• _Text segment_
··········
Actually what you have stated makes no sense as well.
 
I think what he's implying (and this thought crossed my mind as well) is that you'd think that loud (as in really loud concert or stereo or whatever) would cause (via vibrations through our body) our nervous system to go berserk, because electricity does.
 

ToxicAdam

Member
Armitage said:
This was posted on Slashdot a little while ago and generally got pounded, with some neuroscientists stepping in for good measure.

http://science.slashdot.org/article.pl?sid=07/03/10/0328217


Thanks for the link.

To summarize: The headline is bullshit (lolz Canadian press), the reporter didn't even contact the person who did the paper before publishing the article to make sure they understood it.

The paper/theory was printed in a respected publication (PNAS), but was allowed to bypass peer review (?!).

Honestly, I just saw the link on another site and thought it made for an interesting topic. I never realized I would get personally attacked by a moderator so he could springboard his other greivances against me. I'm a bit shaken up now.
 

SRG01

Member
Bullshit. (edit: Not to you Adam, but to the writers of the journal article.)

I used to work a bit in the Biomedical Engineering field (and was a potential grad student in the field before I went into nanotech) and these guys seem to forget that there is a very real electric potential across the cell membrane. Not to mention that it is not electricity that flows through our nerves, but that electrical systems are analogous to our nervous system. The real current is caused by concentration gradients of various ions (Na+, K+, etc) inside and out of the nerve/axon/pathway. It's just convenient to express it as electricity.
··········
• _Data excerpts_
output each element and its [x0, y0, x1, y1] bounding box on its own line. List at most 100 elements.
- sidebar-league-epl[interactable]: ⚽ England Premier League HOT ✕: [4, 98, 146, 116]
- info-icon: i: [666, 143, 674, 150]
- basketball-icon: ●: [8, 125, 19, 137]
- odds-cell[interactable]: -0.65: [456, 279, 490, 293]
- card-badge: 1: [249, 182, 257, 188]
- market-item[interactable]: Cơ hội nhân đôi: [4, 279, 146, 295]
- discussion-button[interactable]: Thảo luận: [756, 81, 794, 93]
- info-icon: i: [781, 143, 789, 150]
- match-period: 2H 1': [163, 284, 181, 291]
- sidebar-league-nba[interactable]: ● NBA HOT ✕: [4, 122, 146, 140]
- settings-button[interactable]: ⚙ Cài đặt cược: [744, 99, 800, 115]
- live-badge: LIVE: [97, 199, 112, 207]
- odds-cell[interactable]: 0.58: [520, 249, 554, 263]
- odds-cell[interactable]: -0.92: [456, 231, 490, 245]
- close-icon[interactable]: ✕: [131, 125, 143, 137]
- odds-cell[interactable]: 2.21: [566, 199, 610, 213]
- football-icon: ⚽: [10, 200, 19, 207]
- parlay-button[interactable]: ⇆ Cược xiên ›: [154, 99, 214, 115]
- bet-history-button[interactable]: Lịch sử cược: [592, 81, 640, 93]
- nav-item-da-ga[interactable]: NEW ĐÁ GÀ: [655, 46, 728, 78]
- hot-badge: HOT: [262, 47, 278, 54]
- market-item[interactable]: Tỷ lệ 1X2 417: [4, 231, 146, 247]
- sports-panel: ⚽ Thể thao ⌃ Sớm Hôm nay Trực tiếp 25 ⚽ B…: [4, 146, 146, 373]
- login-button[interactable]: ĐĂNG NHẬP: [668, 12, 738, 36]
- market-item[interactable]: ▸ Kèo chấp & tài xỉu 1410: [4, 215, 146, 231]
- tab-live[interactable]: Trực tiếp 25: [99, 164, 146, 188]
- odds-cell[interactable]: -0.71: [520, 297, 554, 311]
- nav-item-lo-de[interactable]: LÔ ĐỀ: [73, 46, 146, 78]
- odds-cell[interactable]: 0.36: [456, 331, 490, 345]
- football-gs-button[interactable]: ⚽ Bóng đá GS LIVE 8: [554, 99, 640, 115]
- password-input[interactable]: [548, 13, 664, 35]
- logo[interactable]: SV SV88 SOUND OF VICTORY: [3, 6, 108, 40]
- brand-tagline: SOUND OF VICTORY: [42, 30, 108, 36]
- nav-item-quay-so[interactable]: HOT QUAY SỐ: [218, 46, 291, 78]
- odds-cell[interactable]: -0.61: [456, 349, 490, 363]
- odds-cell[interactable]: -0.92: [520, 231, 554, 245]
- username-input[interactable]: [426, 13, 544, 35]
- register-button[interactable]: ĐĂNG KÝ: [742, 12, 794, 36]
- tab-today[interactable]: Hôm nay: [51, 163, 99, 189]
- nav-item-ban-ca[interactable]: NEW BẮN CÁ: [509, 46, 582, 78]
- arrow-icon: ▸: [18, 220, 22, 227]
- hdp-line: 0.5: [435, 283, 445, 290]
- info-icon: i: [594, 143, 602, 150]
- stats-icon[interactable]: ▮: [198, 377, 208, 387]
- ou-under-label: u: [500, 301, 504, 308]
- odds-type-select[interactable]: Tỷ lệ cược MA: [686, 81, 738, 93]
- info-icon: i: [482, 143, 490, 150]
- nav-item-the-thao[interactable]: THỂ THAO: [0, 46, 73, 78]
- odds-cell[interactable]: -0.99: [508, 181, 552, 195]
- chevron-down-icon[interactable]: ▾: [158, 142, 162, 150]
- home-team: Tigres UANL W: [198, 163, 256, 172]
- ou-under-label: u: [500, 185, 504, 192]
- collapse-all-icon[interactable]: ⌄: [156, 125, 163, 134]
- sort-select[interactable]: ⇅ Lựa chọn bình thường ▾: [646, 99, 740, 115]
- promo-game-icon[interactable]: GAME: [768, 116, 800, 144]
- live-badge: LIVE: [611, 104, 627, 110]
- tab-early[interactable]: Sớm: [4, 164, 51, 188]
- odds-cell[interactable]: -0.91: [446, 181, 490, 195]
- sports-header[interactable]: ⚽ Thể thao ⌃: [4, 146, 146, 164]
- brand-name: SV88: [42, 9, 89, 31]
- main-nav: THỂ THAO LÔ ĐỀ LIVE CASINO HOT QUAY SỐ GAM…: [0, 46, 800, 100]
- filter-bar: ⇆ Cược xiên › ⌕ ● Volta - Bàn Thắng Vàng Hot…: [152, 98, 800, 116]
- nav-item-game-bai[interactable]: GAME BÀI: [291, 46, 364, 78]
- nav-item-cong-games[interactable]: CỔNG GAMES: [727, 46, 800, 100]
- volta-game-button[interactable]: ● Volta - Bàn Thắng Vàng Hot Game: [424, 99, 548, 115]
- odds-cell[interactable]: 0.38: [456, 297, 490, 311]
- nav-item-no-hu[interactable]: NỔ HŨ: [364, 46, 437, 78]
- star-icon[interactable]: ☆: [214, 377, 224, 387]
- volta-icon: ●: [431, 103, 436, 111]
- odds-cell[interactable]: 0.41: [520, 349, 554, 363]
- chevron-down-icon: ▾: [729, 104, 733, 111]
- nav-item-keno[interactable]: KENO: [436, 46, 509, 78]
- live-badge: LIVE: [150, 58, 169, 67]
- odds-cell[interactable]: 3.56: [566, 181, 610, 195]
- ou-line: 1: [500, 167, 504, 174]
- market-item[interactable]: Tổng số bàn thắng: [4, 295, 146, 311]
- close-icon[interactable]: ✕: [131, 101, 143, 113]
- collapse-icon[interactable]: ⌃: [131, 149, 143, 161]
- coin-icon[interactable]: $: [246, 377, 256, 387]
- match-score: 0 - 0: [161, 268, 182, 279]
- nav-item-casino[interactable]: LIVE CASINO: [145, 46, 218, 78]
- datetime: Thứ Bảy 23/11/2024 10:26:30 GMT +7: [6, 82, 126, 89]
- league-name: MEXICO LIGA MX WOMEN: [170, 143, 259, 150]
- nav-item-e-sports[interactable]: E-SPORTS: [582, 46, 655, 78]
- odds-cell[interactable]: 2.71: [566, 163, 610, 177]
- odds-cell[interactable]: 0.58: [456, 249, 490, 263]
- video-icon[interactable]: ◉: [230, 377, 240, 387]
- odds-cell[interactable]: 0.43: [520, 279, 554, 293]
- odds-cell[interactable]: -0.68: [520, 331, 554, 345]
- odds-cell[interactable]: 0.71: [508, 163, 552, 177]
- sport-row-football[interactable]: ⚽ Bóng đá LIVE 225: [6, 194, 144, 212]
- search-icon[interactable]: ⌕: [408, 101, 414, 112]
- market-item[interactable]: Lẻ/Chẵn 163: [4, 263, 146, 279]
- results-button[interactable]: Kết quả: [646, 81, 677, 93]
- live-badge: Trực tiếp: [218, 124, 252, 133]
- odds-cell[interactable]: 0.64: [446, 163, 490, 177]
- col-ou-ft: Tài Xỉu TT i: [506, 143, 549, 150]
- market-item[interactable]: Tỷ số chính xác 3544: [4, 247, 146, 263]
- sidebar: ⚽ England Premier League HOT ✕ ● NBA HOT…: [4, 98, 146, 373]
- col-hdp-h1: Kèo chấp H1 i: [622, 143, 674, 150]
··········
• _Exercise details_
Can you reproduce the forum discussion word for word, from "Actually what you" to "for good measure."?

• _Answer section_
Actually what you have stated makes no sense as well.
 
I think what he's implying (and this thought crossed my mind as well) is that you'd think that loud (as in really loud concert or stereo or whatever) would cause (via vibrations through our body) our nervous system to go berserk, because electricity does.
 

ToxicAdam

Member
Armitage said:
This was posted on Slashdot a little while ago and generally got pounded, with some neuroscientists stepping in for good measure.